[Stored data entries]
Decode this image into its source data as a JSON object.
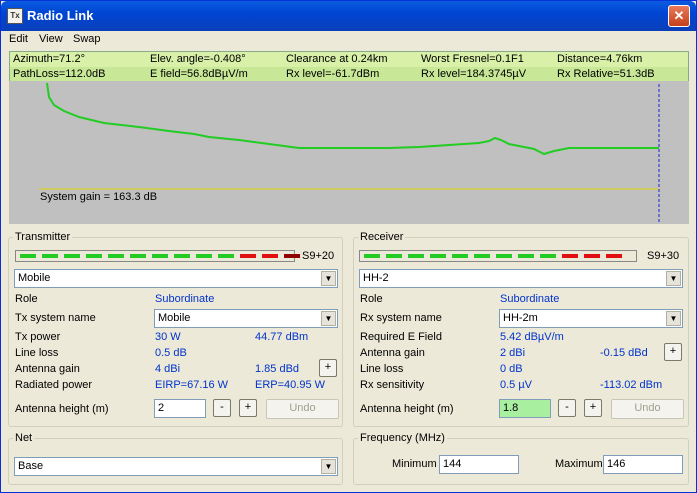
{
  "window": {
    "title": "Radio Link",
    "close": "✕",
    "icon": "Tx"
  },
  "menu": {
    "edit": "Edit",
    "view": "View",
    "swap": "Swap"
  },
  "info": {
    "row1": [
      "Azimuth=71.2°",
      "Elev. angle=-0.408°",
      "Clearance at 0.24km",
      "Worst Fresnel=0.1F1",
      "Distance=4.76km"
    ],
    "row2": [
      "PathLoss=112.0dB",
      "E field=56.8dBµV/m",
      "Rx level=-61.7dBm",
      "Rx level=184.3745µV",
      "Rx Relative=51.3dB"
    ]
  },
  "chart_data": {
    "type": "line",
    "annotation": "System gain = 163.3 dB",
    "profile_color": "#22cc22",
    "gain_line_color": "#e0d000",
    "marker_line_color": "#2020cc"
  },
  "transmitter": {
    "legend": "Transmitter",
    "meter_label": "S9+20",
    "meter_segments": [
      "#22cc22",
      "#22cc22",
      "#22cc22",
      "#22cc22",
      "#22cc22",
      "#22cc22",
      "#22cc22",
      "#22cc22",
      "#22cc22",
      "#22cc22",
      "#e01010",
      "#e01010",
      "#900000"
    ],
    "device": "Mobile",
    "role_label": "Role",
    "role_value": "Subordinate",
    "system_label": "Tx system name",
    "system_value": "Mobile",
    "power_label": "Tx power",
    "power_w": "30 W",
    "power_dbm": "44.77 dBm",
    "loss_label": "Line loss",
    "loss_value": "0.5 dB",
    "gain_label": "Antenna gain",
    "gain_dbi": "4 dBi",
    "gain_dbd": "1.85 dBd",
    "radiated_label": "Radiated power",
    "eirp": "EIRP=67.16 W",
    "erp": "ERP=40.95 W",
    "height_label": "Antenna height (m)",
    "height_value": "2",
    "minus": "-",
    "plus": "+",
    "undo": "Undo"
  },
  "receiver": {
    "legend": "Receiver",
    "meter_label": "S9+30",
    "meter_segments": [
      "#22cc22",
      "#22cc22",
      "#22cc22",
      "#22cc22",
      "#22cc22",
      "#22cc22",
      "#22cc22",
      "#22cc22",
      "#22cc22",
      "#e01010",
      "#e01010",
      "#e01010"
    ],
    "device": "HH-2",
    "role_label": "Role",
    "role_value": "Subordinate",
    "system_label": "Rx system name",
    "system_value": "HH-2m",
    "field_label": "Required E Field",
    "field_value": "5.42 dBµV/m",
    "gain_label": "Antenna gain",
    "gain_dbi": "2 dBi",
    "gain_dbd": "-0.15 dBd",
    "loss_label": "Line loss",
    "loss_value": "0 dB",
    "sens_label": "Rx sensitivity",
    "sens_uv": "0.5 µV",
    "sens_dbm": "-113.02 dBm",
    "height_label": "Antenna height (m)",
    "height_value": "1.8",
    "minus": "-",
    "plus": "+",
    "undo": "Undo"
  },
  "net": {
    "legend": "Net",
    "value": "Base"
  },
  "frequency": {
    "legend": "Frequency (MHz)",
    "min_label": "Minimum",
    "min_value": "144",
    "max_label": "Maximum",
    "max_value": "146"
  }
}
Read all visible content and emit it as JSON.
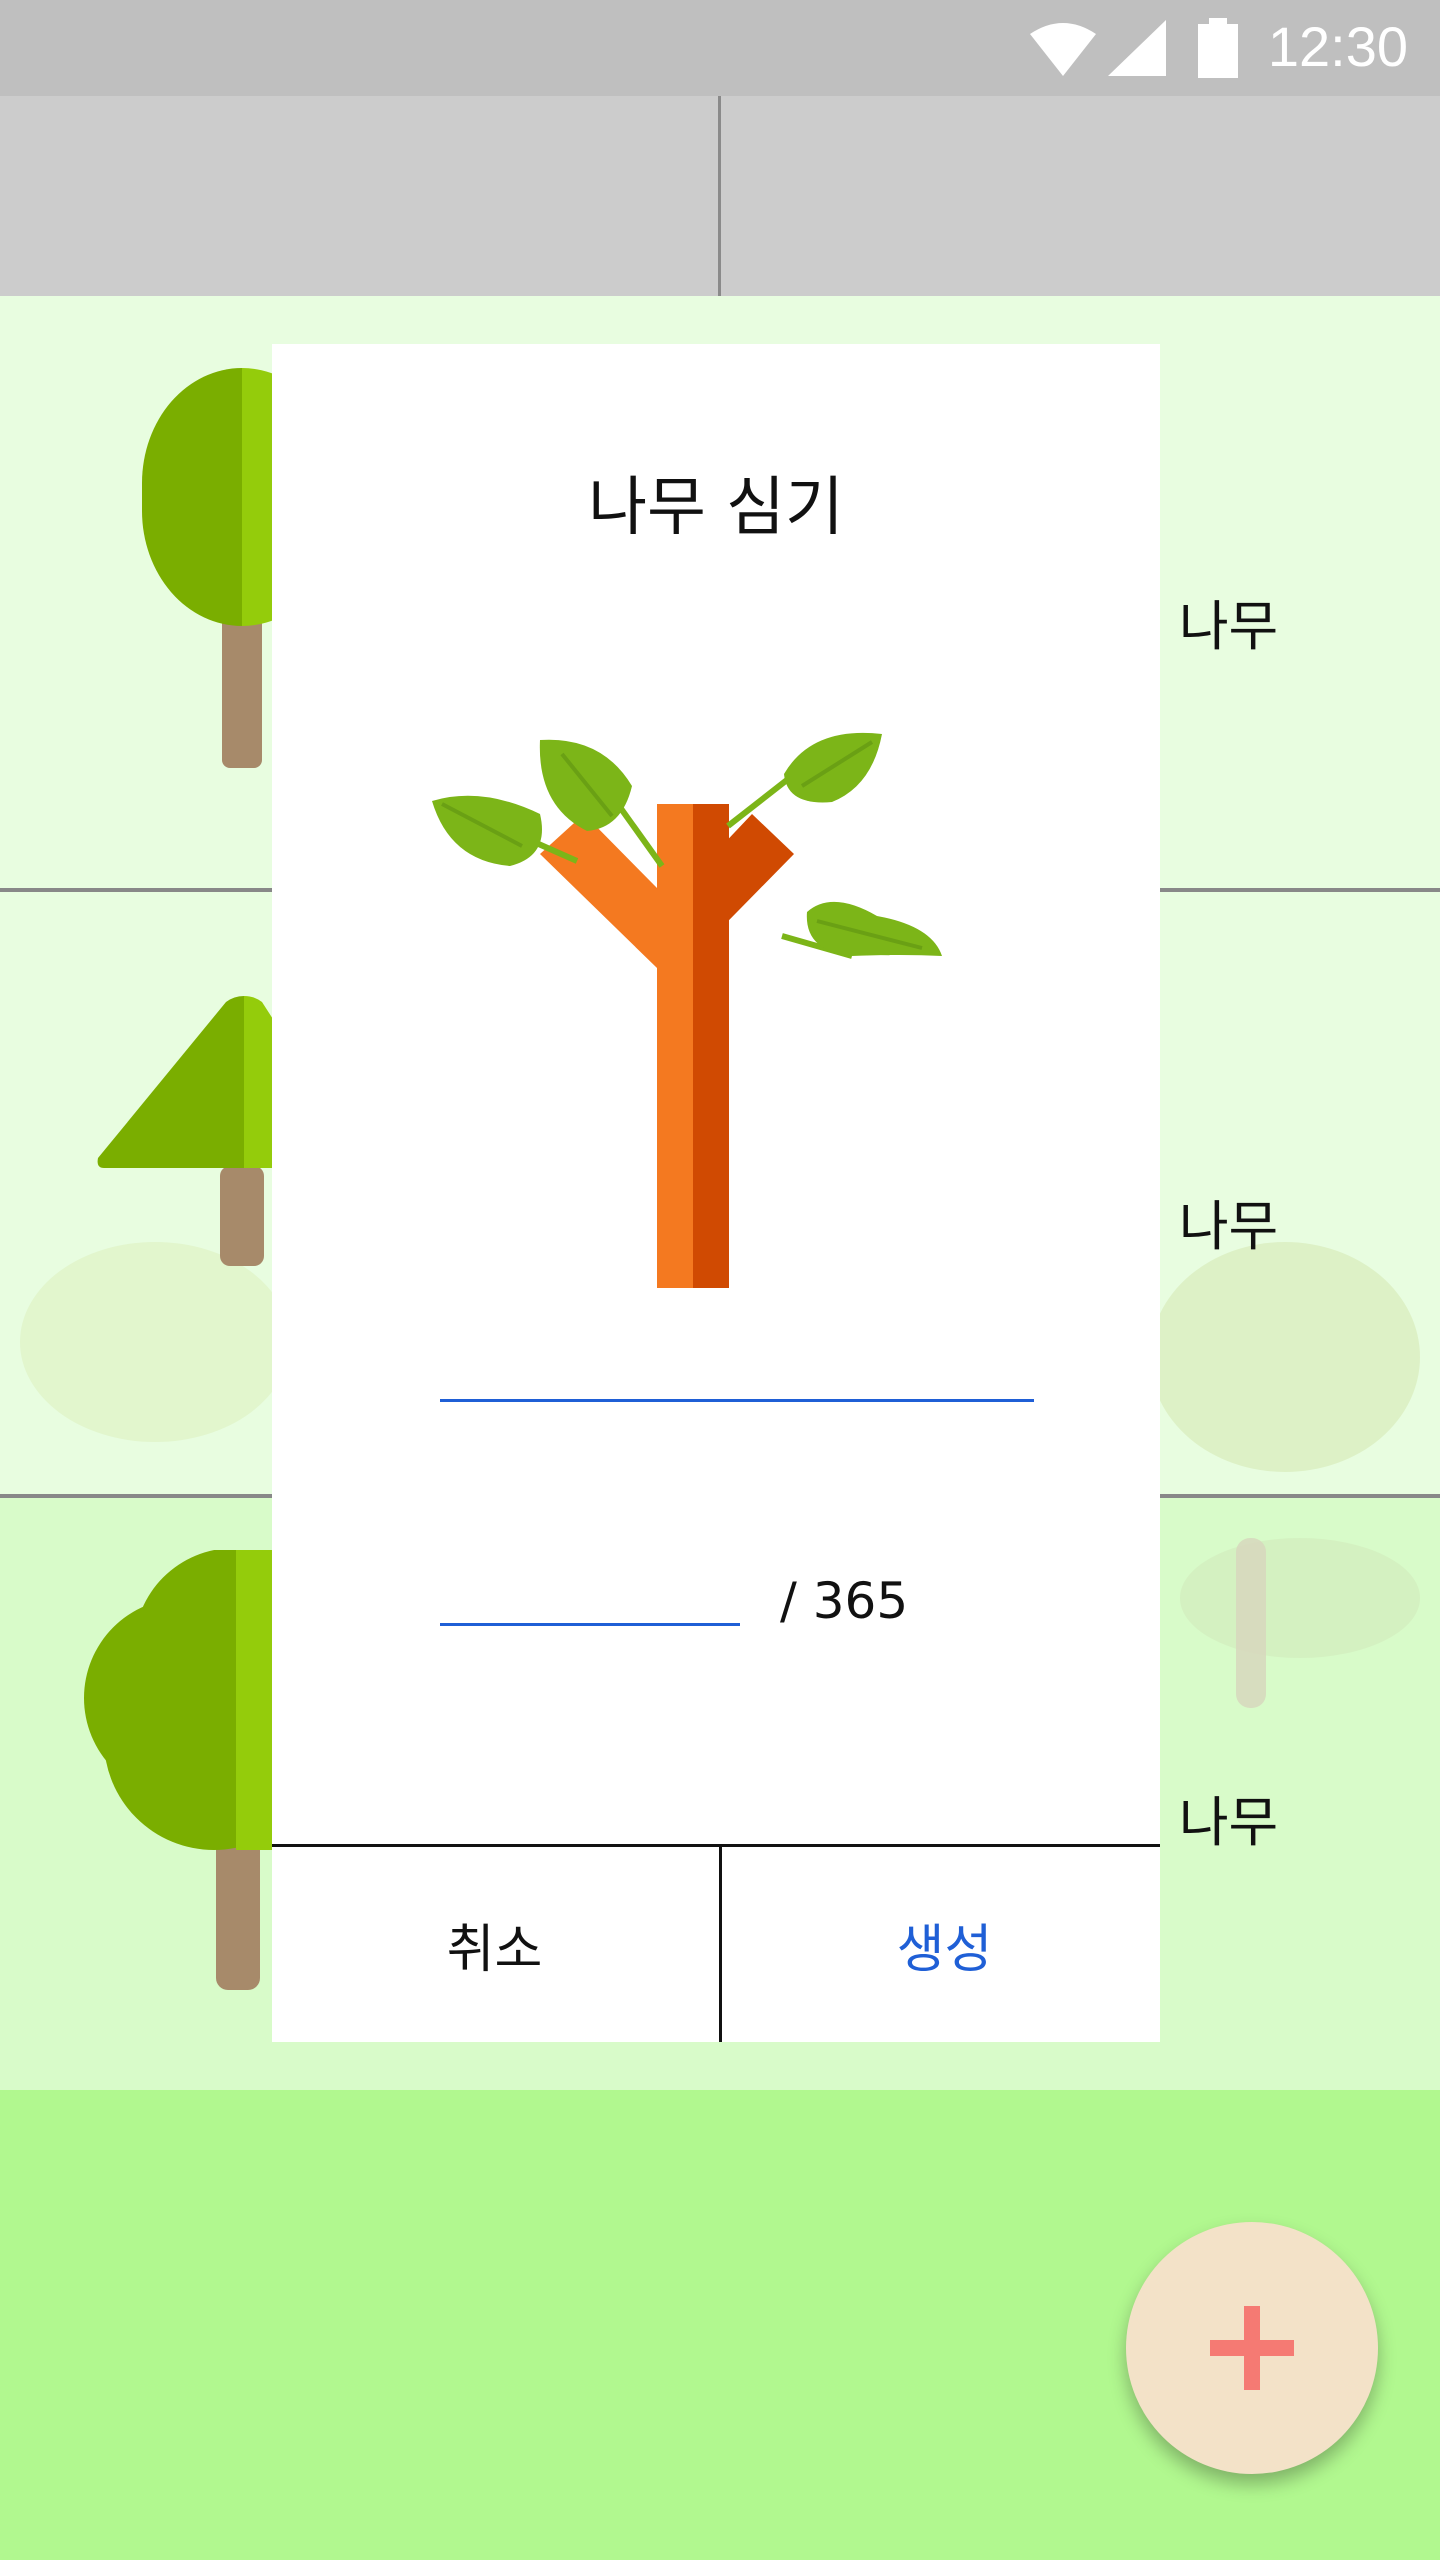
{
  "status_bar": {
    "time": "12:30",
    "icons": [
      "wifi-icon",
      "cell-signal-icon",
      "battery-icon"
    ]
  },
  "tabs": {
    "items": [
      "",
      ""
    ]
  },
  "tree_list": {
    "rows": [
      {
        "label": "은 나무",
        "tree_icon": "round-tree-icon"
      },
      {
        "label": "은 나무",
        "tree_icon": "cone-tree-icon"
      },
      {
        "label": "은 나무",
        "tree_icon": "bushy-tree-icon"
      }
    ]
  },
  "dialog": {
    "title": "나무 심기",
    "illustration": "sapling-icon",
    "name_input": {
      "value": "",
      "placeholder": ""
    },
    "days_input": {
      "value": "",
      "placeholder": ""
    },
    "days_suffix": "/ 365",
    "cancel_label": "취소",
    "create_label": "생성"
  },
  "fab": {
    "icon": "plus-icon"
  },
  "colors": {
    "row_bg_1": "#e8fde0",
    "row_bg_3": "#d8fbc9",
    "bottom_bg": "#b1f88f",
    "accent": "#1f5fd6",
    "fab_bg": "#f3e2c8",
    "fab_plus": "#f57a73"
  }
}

- **Written request**: Each record above should come back exactly the same, only without its pictures.

- **Complete response**:
Decode this image into its source data as a JSON object.
{
  "window": {
    "title": "Radio Link",
    "close": "✕",
    "icon": "Tx"
  },
  "menu": {
    "edit": "Edit",
    "view": "View",
    "swap": "Swap"
  },
  "info": {
    "row1": [
      "Azimuth=71.2°",
      "Elev. angle=-0.408°",
      "Clearance at 0.24km",
      "Worst Fresnel=0.1F1",
      "Distance=4.76km"
    ],
    "row2": [
      "PathLoss=112.0dB",
      "E field=56.8dBµV/m",
      "Rx level=-61.7dBm",
      "Rx level=184.3745µV",
      "Rx Relative=51.3dB"
    ]
  },
  "chart_data": {
    "type": "line",
    "annotation": "System gain = 163.3 dB",
    "profile_color": "#22cc22",
    "gain_line_color": "#e0d000",
    "marker_line_color": "#2020cc"
  },
  "transmitter": {
    "legend": "Transmitter",
    "meter_label": "S9+20",
    "meter_segments": [
      "#22cc22",
      "#22cc22",
      "#22cc22",
      "#22cc22",
      "#22cc22",
      "#22cc22",
      "#22cc22",
      "#22cc22",
      "#22cc22",
      "#22cc22",
      "#e01010",
      "#e01010",
      "#900000"
    ],
    "device": "Mobile",
    "role_label": "Role",
    "role_value": "Subordinate",
    "system_label": "Tx system name",
    "system_value": "Mobile",
    "power_label": "Tx power",
    "power_w": "30 W",
    "power_dbm": "44.77 dBm",
    "loss_label": "Line loss",
    "loss_value": "0.5 dB",
    "gain_label": "Antenna gain",
    "gain_dbi": "4 dBi",
    "gain_dbd": "1.85 dBd",
    "radiated_label": "Radiated power",
    "eirp": "EIRP=67.16 W",
    "erp": "ERP=40.95 W",
    "height_label": "Antenna height (m)",
    "height_value": "2",
    "minus": "-",
    "plus": "+",
    "undo": "Undo"
  },
  "receiver": {
    "legend": "Receiver",
    "meter_label": "S9+30",
    "meter_segments": [
      "#22cc22",
      "#22cc22",
      "#22cc22",
      "#22cc22",
      "#22cc22",
      "#22cc22",
      "#22cc22",
      "#22cc22",
      "#22cc22",
      "#e01010",
      "#e01010",
      "#e01010"
    ],
    "device": "HH-2",
    "role_label": "Role",
    "role_value": "Subordinate",
    "system_label": "Rx system name",
    "system_value": "HH-2m",
    "field_label": "Required E Field",
    "field_value": "5.42 dBµV/m",
    "gain_label": "Antenna gain",
    "gain_dbi": "2 dBi",
    "gain_dbd": "-0.15 dBd",
    "loss_label": "Line loss",
    "loss_value": "0 dB",
    "sens_label": "Rx sensitivity",
    "sens_uv": "0.5 µV",
    "sens_dbm": "-113.02 dBm",
    "height_label": "Antenna height (m)",
    "height_value": "1.8",
    "minus": "-",
    "plus": "+",
    "undo": "Undo"
  },
  "net": {
    "legend": "Net",
    "value": "Base"
  },
  "frequency": {
    "legend": "Frequency (MHz)",
    "min_label": "Minimum",
    "min_value": "144",
    "max_label": "Maximum",
    "max_value": "146"
  }
}
Read all visible content and emit it as JSON.
{
  "status_bar": {
    "time": "12:30",
    "icons": [
      "wifi-icon",
      "cell-signal-icon",
      "battery-icon"
    ]
  },
  "tabs": {
    "items": [
      "",
      ""
    ]
  },
  "tree_list": {
    "rows": [
      {
        "label": "은 나무",
        "tree_icon": "round-tree-icon"
      },
      {
        "label": "은 나무",
        "tree_icon": "cone-tree-icon"
      },
      {
        "label": "은 나무",
        "tree_icon": "bushy-tree-icon"
      }
    ]
  },
  "dialog": {
    "title": "나무 심기",
    "illustration": "sapling-icon",
    "name_input": {
      "value": "",
      "placeholder": ""
    },
    "days_input": {
      "value": "",
      "placeholder": ""
    },
    "days_suffix": "/ 365",
    "cancel_label": "취소",
    "create_label": "생성"
  },
  "fab": {
    "icon": "plus-icon"
  },
  "colors": {
    "row_bg_1": "#e8fde0",
    "row_bg_3": "#d8fbc9",
    "bottom_bg": "#b1f88f",
    "accent": "#1f5fd6",
    "fab_bg": "#f3e2c8",
    "fab_plus": "#f57a73"
  }
}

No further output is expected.